AIM: Pictures stay out of the copy; set down each line of the listing below exactly.

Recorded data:

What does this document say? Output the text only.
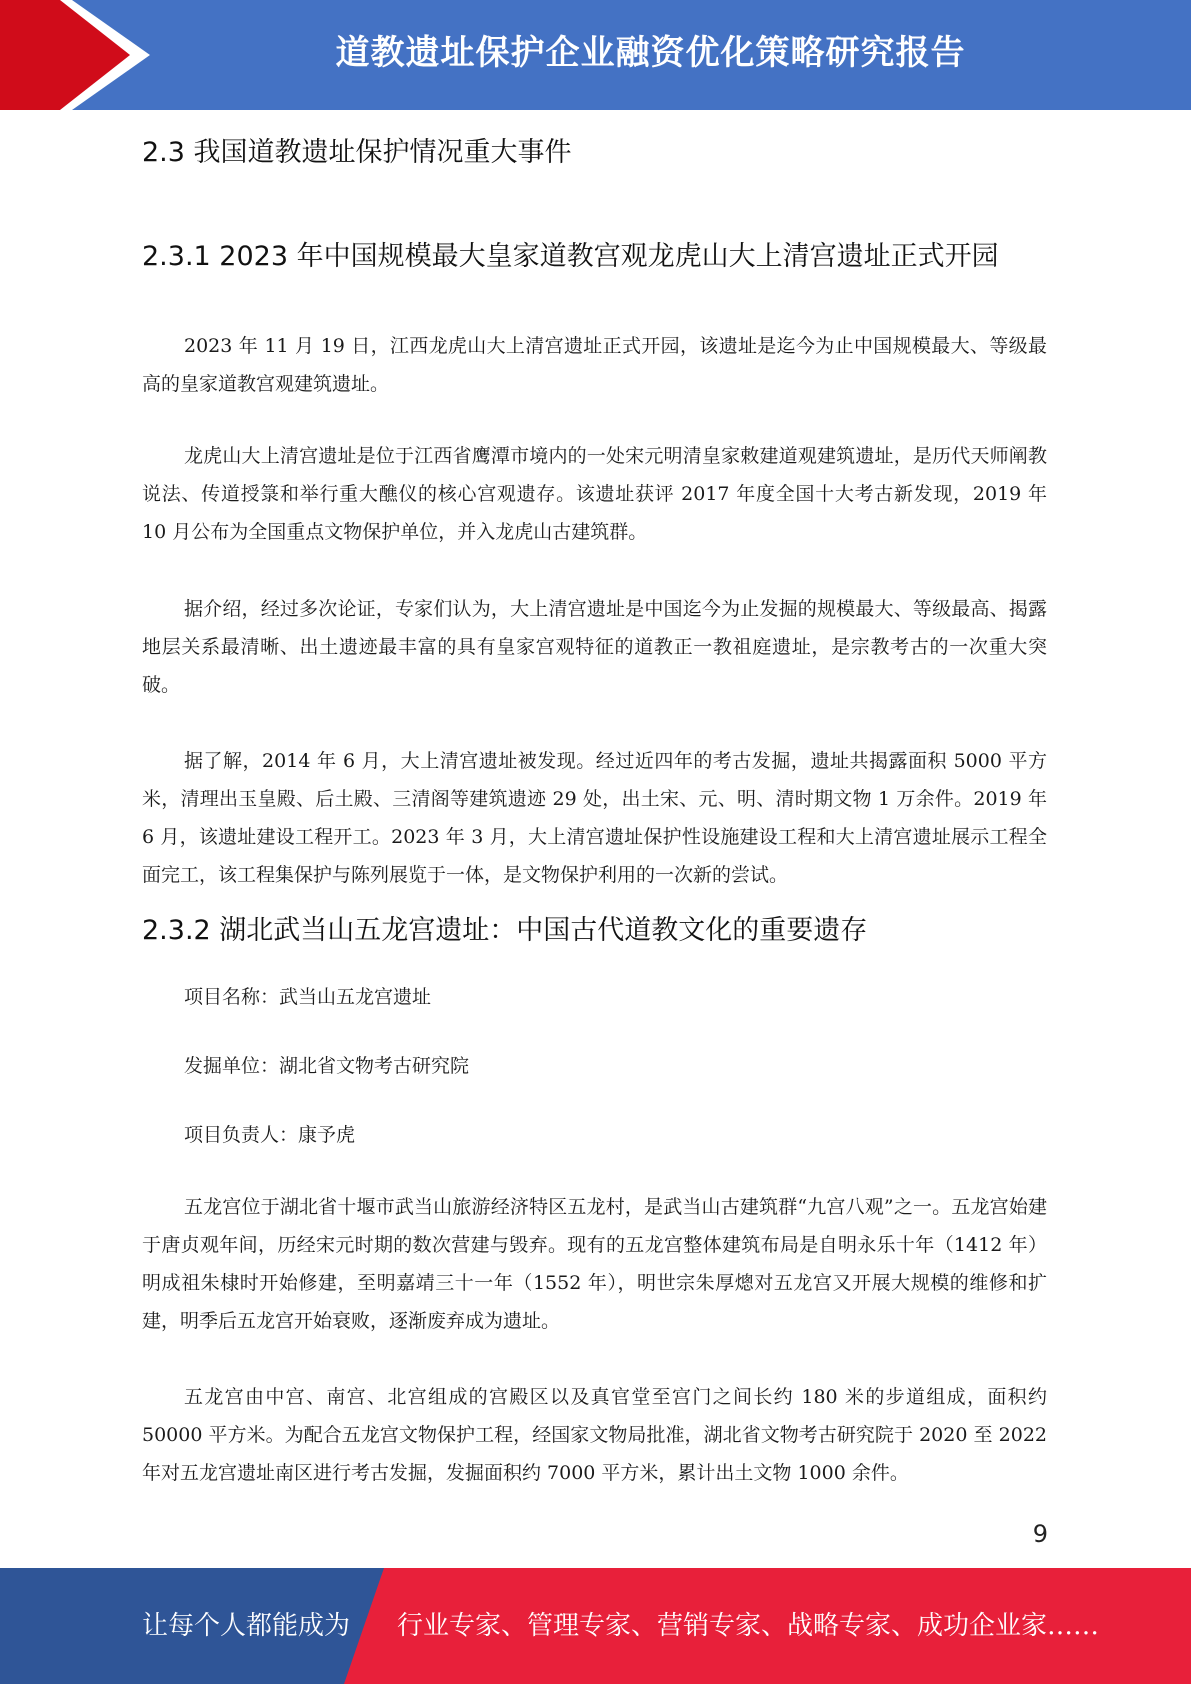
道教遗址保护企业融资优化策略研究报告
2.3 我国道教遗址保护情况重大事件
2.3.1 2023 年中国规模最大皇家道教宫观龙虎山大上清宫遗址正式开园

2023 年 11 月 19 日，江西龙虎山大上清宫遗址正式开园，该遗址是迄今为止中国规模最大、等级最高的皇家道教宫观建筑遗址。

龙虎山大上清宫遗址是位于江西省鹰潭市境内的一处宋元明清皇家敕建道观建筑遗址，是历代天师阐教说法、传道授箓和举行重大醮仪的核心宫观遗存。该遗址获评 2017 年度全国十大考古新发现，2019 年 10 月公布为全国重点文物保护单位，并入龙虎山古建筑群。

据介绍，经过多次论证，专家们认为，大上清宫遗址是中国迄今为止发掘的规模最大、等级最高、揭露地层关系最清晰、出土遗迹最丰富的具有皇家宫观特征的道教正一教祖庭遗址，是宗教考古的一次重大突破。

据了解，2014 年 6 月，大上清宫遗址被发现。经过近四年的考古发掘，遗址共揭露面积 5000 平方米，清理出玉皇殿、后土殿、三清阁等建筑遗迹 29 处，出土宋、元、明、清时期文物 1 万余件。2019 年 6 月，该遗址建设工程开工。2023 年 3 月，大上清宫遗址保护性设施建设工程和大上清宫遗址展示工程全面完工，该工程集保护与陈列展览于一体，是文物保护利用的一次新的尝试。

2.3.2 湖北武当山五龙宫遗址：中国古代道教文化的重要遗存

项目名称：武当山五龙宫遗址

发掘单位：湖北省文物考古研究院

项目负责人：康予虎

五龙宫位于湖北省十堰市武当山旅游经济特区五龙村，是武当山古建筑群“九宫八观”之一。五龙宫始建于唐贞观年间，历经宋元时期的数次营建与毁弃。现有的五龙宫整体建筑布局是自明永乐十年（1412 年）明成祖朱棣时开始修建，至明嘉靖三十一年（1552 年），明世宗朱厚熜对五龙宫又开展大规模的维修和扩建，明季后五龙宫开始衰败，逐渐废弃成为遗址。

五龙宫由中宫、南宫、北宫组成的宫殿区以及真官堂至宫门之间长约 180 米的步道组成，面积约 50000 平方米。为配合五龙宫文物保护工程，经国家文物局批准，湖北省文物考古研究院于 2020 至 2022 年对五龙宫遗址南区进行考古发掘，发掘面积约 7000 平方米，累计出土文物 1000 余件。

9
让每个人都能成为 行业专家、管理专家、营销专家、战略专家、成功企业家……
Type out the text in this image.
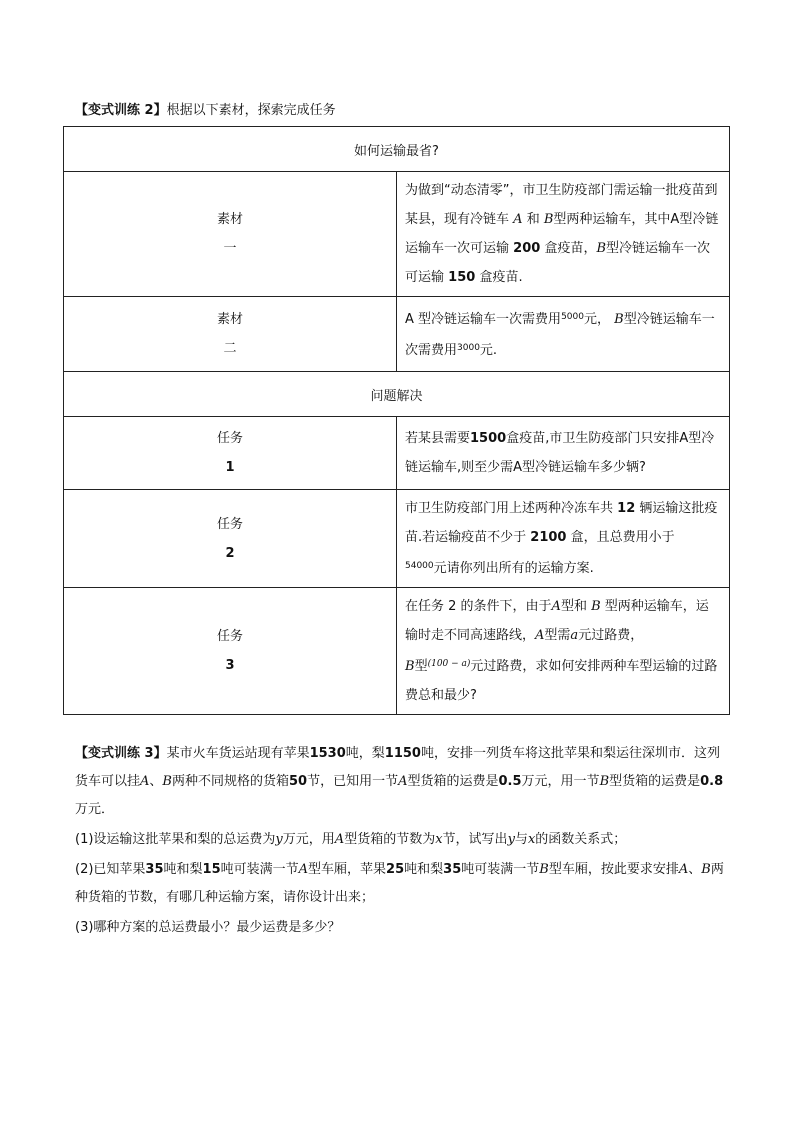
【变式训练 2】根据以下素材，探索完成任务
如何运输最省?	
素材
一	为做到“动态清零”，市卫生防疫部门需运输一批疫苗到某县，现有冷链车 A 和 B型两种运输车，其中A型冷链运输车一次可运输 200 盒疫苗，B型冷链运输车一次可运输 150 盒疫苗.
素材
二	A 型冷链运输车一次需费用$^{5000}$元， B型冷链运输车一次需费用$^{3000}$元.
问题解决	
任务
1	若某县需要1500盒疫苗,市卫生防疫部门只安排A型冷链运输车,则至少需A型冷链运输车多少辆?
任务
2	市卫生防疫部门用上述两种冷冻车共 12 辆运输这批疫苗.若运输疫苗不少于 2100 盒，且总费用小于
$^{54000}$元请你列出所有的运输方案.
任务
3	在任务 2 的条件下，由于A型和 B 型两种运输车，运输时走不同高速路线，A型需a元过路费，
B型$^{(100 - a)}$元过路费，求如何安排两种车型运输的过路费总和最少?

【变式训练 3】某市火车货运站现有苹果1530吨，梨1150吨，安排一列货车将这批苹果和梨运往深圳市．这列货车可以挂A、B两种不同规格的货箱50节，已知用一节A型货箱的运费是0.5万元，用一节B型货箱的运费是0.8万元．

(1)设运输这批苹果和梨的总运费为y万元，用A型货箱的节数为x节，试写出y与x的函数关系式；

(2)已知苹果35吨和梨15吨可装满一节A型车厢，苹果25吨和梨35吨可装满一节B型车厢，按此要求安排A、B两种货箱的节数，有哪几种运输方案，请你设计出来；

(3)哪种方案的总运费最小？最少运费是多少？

REPLY:
What does this document say? Output the text only.
道教遗址保护企业融资优化策略研究报告
2.3 我国道教遗址保护情况重大事件
2.3.1 2023 年中国规模最大皇家道教宫观龙虎山大上清宫遗址正式开园

2023 年 11 月 19 日，江西龙虎山大上清宫遗址正式开园，该遗址是迄今为止中国规模最大、等级最高的皇家道教宫观建筑遗址。

龙虎山大上清宫遗址是位于江西省鹰潭市境内的一处宋元明清皇家敕建道观建筑遗址，是历代天师阐教说法、传道授箓和举行重大醮仪的核心宫观遗存。该遗址获评 2017 年度全国十大考古新发现，2019 年 10 月公布为全国重点文物保护单位，并入龙虎山古建筑群。

据介绍，经过多次论证，专家们认为，大上清宫遗址是中国迄今为止发掘的规模最大、等级最高、揭露地层关系最清晰、出土遗迹最丰富的具有皇家宫观特征的道教正一教祖庭遗址，是宗教考古的一次重大突破。

据了解，2014 年 6 月，大上清宫遗址被发现。经过近四年的考古发掘，遗址共揭露面积 5000 平方米，清理出玉皇殿、后土殿、三清阁等建筑遗迹 29 处，出土宋、元、明、清时期文物 1 万余件。2019 年 6 月，该遗址建设工程开工。2023 年 3 月，大上清宫遗址保护性设施建设工程和大上清宫遗址展示工程全面完工，该工程集保护与陈列展览于一体，是文物保护利用的一次新的尝试。

2.3.2 湖北武当山五龙宫遗址：中国古代道教文化的重要遗存

项目名称：武当山五龙宫遗址

发掘单位：湖北省文物考古研究院

项目负责人：康予虎

五龙宫位于湖北省十堰市武当山旅游经济特区五龙村，是武当山古建筑群“九宫八观”之一。五龙宫始建于唐贞观年间，历经宋元时期的数次营建与毁弃。现有的五龙宫整体建筑布局是自明永乐十年（1412 年）明成祖朱棣时开始修建，至明嘉靖三十一年（1552 年），明世宗朱厚熜对五龙宫又开展大规模的维修和扩建，明季后五龙宫开始衰败，逐渐废弃成为遗址。

五龙宫由中宫、南宫、北宫组成的宫殿区以及真官堂至宫门之间长约 180 米的步道组成，面积约 50000 平方米。为配合五龙宫文物保护工程，经国家文物局批准，湖北省文物考古研究院于 2020 至 2022 年对五龙宫遗址南区进行考古发掘，发掘面积约 7000 平方米，累计出土文物 1000 余件。

9
让每个人都能成为 行业专家、管理专家、营销专家、战略专家、成功企业家……
Type out the text in this image.
【变式训练 2】根据以下素材，探索完成任务
如何运输最省?	
素材
一	为做到“动态清零”，市卫生防疫部门需运输一批疫苗到某县，现有冷链车 A 和 B型两种运输车，其中A型冷链运输车一次可运输 200 盒疫苗，B型冷链运输车一次可运输 150 盒疫苗.
素材
二	A 型冷链运输车一次需费用$^{5000}$元， B型冷链运输车一次需费用$^{3000}$元.
问题解决	
任务
1	若某县需要1500盒疫苗,市卫生防疫部门只安排A型冷链运输车,则至少需A型冷链运输车多少辆?
任务
2	市卫生防疫部门用上述两种冷冻车共 12 辆运输这批疫苗.若运输疫苗不少于 2100 盒，且总费用小于
$^{54000}$元请你列出所有的运输方案.
任务
3	在任务 2 的条件下，由于A型和 B 型两种运输车，运输时走不同高速路线，A型需a元过路费，
B型$^{(100 - a)}$元过路费，求如何安排两种车型运输的过路费总和最少?

【变式训练 3】某市火车货运站现有苹果1530吨，梨1150吨，安排一列货车将这批苹果和梨运往深圳市．这列货车可以挂A、B两种不同规格的货箱50节，已知用一节A型货箱的运费是0.5万元，用一节B型货箱的运费是0.8万元．

(1)设运输这批苹果和梨的总运费为y万元，用A型货箱的节数为x节，试写出y与x的函数关系式；

(2)已知苹果35吨和梨15吨可装满一节A型车厢，苹果25吨和梨35吨可装满一节B型车厢，按此要求安排A、B两种货箱的节数，有哪几种运输方案，请你设计出来；

(3)哪种方案的总运费最小？最少运费是多少？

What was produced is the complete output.